EXCERPTED PASSAGE ▸
This biographer will tell you that yes, it’s been a challenge to research the man. Not only does Stewart keep a low profile whenever he’s not toiling away at the Daily Show studios, but his friends and colleagues are equally closemouthed about disclosing any quirks or stories about the man. But maybe that’s why his audience respects him so much, aside from the acerbic wit, the probing intelligence, and the eagerness to point out hypocrisy: because he’s not out claiming space in the tabloids or striving to increase his visibility or Klout Score, they trust him.
He doesn’t much care about fame, and indeed, he never set out with grandiose plans for recognition in mind.
“My goal was always to be better than I was at the present time,” he confessed.
Yet, despite this laissez-faire attitude, Stewart’s always had a backup plan. After all, ever since his father left the family when Jon was ten years old, he’s always felt like the rug was about to be yanked out from under him. In yet another exchange on Larry King’s talk show, Stewart expressed mild outrage that anyone would consider him as someone who looks on the sunny side of the street.
“I’m a Jew. What kind of question is that, are you an optimist? I always have my bags packed. Is that optimistic? I never know when they’re going to knock on my door and [tell me to leave]. There are very few countries that don’t have at least one museum going, ‘And this is when we chased you out.’ That’s why we’re all in comedy, we want to stay.”

Listings of element regions ▸
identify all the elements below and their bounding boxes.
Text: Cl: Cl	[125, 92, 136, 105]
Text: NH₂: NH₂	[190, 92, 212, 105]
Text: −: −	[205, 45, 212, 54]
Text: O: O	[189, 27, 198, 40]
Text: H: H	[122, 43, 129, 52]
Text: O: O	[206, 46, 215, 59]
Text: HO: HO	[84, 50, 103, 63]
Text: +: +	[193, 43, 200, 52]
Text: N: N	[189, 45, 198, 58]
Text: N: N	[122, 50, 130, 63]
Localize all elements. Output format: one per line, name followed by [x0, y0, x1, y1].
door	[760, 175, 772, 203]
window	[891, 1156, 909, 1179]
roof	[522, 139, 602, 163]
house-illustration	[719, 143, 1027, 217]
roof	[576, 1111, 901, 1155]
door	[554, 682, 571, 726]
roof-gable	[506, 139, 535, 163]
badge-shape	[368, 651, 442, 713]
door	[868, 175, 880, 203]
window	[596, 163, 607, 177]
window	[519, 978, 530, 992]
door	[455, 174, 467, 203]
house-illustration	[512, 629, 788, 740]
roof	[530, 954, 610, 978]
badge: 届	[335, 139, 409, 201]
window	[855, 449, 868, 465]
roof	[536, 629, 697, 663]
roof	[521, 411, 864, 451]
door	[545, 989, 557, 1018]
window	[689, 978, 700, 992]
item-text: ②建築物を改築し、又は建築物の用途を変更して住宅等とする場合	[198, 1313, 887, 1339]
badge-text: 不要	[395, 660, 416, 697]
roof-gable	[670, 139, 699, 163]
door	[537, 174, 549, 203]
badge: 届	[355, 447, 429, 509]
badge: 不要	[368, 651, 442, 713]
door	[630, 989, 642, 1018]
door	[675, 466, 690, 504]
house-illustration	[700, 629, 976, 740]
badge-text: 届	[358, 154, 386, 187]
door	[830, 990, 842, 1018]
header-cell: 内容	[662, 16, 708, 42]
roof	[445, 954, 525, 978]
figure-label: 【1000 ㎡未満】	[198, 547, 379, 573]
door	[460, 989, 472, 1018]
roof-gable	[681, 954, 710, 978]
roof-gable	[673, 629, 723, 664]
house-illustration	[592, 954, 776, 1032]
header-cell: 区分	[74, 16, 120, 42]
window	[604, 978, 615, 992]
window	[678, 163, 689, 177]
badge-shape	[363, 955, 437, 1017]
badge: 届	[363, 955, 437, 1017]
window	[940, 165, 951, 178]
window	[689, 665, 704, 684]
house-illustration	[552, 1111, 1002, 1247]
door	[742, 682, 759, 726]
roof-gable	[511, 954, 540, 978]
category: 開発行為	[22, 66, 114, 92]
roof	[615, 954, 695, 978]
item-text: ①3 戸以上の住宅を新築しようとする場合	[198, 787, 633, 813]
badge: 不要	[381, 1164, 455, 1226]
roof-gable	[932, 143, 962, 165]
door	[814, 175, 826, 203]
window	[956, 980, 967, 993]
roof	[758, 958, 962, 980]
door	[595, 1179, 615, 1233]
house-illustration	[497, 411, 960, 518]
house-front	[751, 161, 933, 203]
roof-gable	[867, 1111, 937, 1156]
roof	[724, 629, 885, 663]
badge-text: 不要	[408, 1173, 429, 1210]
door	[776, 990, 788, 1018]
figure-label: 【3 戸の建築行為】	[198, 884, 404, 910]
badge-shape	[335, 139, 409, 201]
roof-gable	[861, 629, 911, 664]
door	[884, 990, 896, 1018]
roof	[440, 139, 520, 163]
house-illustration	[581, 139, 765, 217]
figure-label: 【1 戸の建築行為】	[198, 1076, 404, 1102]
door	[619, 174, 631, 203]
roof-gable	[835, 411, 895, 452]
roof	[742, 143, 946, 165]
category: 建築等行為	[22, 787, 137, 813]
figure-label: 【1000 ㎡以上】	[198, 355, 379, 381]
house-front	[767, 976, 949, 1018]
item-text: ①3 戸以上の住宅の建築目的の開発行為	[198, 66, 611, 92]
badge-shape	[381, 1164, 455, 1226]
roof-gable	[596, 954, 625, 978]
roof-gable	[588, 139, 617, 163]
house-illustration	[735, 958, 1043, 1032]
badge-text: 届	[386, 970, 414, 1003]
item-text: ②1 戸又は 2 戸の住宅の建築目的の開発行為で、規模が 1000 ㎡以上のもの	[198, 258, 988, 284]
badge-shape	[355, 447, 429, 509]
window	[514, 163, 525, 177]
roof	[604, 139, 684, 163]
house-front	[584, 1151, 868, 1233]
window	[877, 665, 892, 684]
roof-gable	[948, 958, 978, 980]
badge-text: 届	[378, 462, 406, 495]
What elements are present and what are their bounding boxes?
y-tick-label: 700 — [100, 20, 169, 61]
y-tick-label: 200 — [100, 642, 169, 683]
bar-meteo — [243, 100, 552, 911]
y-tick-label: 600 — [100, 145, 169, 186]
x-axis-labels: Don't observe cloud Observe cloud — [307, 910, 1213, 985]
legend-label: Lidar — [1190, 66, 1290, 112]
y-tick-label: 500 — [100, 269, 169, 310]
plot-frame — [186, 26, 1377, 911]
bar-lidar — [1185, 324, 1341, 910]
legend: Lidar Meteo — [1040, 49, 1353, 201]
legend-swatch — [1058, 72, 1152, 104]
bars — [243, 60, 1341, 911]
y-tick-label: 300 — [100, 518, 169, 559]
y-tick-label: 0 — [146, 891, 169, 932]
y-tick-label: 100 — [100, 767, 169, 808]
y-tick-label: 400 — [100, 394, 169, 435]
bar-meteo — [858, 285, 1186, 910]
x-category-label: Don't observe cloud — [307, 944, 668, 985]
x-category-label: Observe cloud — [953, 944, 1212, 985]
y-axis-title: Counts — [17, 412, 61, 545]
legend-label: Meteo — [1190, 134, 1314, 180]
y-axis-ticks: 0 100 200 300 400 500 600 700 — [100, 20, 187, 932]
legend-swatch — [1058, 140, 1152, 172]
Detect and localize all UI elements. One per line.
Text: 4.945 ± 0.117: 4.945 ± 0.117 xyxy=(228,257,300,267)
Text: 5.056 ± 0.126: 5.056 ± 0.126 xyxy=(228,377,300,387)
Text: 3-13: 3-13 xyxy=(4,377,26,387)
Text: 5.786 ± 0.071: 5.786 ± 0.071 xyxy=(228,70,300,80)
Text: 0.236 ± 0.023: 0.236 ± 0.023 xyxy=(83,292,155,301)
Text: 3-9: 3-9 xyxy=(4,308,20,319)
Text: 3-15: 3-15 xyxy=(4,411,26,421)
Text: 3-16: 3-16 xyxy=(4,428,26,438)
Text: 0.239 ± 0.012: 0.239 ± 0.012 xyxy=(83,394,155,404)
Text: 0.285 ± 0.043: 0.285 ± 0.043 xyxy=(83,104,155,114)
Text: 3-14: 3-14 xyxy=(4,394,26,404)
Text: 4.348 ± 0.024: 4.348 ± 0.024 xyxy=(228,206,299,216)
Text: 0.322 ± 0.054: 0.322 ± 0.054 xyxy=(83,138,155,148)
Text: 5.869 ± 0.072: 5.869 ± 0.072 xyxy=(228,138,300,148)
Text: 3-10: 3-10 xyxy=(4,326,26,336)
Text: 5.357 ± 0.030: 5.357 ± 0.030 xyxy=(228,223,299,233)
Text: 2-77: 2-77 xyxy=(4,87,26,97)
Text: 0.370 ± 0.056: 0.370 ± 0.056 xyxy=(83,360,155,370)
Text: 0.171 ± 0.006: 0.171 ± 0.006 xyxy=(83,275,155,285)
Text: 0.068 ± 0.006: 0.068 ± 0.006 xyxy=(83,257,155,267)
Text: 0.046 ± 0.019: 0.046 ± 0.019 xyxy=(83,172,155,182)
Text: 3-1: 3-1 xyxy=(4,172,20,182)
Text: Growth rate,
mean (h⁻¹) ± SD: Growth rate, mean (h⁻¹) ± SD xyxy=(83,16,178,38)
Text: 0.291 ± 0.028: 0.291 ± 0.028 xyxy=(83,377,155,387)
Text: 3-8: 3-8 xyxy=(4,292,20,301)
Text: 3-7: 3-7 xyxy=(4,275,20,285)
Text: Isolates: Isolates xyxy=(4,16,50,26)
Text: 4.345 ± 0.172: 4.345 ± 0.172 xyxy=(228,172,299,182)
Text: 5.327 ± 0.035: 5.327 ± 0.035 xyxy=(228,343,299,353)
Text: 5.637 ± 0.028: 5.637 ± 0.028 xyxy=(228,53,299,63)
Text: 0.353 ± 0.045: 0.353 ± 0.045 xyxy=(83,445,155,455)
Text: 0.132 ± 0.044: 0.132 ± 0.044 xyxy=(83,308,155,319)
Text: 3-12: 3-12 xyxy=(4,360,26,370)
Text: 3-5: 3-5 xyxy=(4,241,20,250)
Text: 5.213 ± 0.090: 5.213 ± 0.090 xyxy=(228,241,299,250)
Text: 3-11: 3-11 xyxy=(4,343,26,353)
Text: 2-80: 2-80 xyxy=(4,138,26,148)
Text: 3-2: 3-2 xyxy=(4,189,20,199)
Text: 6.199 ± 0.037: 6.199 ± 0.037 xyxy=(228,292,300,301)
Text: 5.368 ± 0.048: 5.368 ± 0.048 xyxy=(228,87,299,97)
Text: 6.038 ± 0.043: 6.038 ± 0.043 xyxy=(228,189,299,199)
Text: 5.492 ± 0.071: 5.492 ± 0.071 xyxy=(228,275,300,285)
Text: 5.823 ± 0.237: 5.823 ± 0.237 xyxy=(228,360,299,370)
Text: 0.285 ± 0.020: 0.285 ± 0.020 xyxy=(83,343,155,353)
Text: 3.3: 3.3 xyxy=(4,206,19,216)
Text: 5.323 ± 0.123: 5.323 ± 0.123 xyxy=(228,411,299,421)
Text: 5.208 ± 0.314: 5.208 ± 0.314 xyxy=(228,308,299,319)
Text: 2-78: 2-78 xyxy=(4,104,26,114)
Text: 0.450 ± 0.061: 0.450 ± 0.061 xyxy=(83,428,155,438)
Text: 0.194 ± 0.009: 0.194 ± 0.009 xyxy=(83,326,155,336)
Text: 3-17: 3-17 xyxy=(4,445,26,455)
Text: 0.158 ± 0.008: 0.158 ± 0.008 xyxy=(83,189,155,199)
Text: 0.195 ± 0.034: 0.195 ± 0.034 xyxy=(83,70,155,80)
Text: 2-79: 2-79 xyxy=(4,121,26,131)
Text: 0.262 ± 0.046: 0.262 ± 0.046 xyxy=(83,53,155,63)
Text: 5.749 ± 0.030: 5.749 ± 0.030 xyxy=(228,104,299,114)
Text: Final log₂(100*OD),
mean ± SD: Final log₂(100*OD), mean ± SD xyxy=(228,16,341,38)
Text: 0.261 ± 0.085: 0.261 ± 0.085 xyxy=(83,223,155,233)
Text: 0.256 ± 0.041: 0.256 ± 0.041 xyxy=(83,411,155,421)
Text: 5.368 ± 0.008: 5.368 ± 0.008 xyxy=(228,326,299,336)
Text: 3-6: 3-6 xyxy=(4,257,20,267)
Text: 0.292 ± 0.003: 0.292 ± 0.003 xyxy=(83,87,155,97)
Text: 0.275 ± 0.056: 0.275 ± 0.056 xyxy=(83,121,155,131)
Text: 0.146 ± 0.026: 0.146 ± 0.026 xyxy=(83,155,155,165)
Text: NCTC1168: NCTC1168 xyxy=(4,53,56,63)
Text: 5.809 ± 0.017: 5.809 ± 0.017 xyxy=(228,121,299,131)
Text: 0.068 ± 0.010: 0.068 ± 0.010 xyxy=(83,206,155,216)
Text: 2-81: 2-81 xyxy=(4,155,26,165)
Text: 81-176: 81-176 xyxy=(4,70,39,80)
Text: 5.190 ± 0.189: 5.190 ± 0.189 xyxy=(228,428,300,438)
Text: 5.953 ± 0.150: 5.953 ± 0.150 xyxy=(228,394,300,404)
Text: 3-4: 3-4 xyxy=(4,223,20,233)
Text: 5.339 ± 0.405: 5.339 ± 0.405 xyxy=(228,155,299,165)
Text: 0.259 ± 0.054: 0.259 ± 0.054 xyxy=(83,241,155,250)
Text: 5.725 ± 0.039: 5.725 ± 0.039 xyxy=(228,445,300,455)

INSTRUCTIONS ▸
1 > According to the passage about Jon Stewart, how old was Jon when his father left the family?
2 > Write the next part of the passage about Jon Stewart, picking up after its final sentence.
The material above stands apart from the passage about Jon Stewart.

RESPONSES TO THE TASKS ▸
1 > He was ten years old.

2 >
But it’s that same philosophy that has lent a certain degree of flexibility to Stewart’s life. After all, while he worked his tail off for years to reach his current level of fame and stardom, his belief—warped though it may be—that it could all disappear tomorrow afforded him an outlook that was all too rare in an industry where many people automatically assumed they were destined to be stars. Of his early days in comedy, he said, “I had to make peace with the fact that if this works, great, and if it doesn’t, I had to be okay with that, too. You can’t go into it thinking, ‘If I do this and they take this away, what’s going to happen to me?’ You have to know that you can always open an ice-cream store.”
And while Stewart may jokingly dismiss any suggestion that he is an optimist at heart—he would never deny the fact that he is indeed at times a very angry man. Yet if he didn’t wholeheartedly believe that he could bring about real change for the better in the government, the world, even his own neighborhood, he would have no reason or motivation to work as hard as he has to attract attention to the issues that are near and dear to his heart.
And that is the definition of an optimist in any book.
“The idea that I get to do this for a living is mind-boggling to me,” he said. “It really is sort of a dream life.”
But that’s not how things started out.
CHAPTER 1
WHEN JONATHAN STUART LEIBOWITZ was born on November 28, 1962, in New York City to Donald and Marian Leibowitz toward the end of the huge postwar baby boom, he began a typical middle-class American childhood that was unremarkable for the time, and apparently very much strived for by the majority of people in the United States.
He joined Larry, a brother who was two years older, and the Leibowitz family had little to set it apart from the other families living in Lawrenceville, New Jersey, just down the road from Princeton, in all ways but one. As one of only a handful of Jewish families who lived in the area around the famed Ivy League school—notorious as a well-heeled Protestant college that was rumored to deliberately limit the quota of Jewish students admitted well into the 1970s—the Leibowitzes were determined to live an everyday—and secular—American life in the peaceful heyday of the early 1960s. As Stewart later put it, he never lived anything but a typical American childhood: “I grew up in the good old days before kids had these damn computers and actually played outside.”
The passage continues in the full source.